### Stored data
◇ ◇ ◇
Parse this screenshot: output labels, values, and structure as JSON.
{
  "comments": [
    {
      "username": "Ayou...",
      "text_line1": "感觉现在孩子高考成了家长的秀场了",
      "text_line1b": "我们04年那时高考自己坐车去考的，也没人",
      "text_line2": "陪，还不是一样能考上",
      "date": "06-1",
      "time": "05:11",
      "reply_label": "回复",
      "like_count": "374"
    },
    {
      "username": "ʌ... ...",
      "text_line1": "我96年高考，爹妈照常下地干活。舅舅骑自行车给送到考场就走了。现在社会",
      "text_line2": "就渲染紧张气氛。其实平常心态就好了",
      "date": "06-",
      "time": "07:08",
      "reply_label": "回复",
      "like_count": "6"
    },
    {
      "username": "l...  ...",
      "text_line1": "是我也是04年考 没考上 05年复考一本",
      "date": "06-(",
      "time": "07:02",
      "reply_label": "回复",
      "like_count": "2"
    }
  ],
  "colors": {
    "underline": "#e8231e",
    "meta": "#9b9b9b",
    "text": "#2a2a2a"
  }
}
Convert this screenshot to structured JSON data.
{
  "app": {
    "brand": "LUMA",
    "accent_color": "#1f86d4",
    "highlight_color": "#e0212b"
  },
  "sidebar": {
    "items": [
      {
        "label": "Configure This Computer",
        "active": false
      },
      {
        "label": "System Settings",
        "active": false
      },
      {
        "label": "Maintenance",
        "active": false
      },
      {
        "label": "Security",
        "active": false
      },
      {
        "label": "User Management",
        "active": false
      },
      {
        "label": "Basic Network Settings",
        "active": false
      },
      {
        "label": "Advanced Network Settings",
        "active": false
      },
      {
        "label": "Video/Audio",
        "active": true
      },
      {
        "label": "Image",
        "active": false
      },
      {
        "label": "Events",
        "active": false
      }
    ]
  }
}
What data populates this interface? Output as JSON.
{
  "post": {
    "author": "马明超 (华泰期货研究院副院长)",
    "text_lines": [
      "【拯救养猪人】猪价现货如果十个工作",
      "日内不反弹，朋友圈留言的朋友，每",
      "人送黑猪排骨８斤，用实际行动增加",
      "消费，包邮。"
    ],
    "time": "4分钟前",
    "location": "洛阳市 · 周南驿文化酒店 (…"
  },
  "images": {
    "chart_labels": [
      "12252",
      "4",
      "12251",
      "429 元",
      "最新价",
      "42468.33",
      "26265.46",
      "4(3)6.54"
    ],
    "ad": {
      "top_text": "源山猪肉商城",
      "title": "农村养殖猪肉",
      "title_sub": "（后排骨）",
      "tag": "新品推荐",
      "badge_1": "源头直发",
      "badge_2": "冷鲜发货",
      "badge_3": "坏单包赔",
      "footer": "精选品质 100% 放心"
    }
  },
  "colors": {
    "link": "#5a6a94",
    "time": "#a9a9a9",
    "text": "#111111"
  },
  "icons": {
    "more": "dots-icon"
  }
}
◇ ◇ ◇
Show every line where the string "username" appears.

### RESPONSE TO THE EXERCISE
      "username": "Ayou...",
      "username": "ʌ... ...",
      "username": "l...  ...",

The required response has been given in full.